The exercise:
Check each line of the listing for the string "Criar", then state how many lines have it. Only the number is wanted.

Record list:
—————

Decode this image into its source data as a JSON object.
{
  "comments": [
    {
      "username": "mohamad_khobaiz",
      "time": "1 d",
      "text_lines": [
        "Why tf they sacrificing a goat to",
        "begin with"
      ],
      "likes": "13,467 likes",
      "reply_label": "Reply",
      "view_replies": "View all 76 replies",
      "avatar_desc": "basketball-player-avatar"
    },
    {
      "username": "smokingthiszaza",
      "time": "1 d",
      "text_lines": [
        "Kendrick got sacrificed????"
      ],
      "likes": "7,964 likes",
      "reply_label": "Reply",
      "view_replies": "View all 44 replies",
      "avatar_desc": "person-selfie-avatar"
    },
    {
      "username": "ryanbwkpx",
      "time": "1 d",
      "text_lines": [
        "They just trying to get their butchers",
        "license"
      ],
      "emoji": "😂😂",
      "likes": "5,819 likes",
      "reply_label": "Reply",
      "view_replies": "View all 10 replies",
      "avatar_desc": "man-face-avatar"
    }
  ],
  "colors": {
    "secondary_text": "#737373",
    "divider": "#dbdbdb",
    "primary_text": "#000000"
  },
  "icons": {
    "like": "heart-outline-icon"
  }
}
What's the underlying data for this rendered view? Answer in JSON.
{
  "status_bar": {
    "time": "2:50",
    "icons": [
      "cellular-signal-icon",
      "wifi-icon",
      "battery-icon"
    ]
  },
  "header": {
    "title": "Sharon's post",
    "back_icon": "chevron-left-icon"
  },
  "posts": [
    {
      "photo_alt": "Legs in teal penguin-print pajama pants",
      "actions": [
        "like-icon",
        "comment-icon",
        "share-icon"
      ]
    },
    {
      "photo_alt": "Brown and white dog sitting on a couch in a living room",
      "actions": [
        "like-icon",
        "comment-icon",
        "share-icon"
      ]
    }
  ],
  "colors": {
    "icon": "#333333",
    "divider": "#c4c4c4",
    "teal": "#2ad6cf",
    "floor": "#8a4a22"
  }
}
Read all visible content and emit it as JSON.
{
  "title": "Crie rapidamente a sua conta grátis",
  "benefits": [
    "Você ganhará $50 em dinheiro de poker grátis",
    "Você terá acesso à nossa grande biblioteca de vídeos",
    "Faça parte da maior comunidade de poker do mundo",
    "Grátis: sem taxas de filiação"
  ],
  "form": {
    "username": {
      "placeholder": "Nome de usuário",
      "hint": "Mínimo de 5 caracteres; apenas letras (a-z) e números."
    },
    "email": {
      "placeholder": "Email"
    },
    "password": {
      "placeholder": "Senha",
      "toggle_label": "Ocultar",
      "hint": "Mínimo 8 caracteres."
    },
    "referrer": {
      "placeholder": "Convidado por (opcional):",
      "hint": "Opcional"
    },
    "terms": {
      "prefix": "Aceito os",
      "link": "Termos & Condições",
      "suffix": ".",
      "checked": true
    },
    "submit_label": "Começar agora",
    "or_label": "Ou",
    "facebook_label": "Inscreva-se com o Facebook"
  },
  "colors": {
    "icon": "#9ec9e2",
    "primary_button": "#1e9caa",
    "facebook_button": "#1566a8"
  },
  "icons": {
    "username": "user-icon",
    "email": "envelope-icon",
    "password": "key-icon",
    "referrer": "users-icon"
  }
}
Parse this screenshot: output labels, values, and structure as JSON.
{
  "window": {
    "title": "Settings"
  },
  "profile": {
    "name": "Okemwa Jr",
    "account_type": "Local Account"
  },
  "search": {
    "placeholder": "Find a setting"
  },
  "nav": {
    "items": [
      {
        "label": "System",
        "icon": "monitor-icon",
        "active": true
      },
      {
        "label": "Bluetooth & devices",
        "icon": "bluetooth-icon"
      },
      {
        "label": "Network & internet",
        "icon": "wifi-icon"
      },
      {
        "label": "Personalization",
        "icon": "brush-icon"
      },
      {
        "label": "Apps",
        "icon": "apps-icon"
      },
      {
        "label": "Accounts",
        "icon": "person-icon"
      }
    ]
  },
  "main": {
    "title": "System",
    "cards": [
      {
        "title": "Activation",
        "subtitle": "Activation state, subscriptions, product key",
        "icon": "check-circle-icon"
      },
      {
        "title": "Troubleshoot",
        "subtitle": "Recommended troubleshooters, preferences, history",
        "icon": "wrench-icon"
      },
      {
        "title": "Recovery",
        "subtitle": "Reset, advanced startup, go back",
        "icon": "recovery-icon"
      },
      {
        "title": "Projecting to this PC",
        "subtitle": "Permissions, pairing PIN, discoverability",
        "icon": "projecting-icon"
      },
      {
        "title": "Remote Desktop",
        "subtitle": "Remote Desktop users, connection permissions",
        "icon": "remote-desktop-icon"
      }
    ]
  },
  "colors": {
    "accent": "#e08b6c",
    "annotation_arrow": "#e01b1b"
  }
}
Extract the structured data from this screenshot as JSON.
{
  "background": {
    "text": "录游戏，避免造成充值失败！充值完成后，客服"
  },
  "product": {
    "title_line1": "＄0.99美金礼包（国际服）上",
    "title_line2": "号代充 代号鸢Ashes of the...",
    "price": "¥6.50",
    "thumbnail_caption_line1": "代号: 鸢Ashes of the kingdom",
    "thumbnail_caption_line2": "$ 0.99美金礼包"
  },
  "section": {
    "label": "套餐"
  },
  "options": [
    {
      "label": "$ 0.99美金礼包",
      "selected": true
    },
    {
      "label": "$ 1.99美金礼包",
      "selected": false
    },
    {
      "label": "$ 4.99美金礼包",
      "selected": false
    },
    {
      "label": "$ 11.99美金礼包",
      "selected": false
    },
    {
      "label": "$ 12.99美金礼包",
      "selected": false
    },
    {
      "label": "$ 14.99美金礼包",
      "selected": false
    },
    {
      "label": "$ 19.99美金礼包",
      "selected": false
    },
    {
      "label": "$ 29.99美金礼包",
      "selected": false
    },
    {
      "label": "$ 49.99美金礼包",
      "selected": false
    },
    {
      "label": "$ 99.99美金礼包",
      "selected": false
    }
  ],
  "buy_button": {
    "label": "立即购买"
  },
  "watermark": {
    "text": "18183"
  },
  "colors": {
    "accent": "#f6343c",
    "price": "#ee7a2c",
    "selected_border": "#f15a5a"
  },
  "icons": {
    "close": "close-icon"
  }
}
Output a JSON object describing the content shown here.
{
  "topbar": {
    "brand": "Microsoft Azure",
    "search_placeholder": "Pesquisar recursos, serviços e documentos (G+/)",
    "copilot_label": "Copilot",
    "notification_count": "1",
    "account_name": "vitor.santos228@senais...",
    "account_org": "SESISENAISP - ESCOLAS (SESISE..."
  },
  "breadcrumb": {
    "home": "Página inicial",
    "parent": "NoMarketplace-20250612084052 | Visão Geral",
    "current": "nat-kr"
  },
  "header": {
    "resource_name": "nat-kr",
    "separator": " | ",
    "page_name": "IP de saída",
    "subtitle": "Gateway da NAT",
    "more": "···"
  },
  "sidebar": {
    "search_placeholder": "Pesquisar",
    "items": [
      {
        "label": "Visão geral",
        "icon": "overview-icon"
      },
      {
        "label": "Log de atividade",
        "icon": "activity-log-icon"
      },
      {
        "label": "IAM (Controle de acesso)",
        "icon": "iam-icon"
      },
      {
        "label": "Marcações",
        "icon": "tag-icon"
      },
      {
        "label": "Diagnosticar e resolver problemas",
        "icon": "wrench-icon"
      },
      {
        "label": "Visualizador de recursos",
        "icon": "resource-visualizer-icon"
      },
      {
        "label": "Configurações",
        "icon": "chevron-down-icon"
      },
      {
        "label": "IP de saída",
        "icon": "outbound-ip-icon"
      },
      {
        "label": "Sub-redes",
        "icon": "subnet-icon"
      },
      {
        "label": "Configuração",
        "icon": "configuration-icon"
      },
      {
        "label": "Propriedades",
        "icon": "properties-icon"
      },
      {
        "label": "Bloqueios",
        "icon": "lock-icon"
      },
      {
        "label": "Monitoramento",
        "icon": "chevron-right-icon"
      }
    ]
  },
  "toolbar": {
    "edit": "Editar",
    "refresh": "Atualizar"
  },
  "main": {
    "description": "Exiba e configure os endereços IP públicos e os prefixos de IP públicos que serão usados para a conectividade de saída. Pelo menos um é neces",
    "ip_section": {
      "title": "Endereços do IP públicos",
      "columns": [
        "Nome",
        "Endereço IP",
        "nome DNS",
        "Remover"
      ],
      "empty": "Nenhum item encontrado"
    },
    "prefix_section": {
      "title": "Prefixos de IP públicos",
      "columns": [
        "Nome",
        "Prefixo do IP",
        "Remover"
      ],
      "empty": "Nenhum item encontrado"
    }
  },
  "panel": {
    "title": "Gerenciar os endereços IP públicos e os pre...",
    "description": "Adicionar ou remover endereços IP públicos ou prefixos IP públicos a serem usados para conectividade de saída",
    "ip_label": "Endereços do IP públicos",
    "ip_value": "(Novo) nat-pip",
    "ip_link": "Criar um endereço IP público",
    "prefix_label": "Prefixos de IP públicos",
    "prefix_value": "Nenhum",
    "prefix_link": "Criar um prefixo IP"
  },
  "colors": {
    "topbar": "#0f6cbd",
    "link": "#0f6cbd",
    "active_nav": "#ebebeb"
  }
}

—————

Result of this task:
2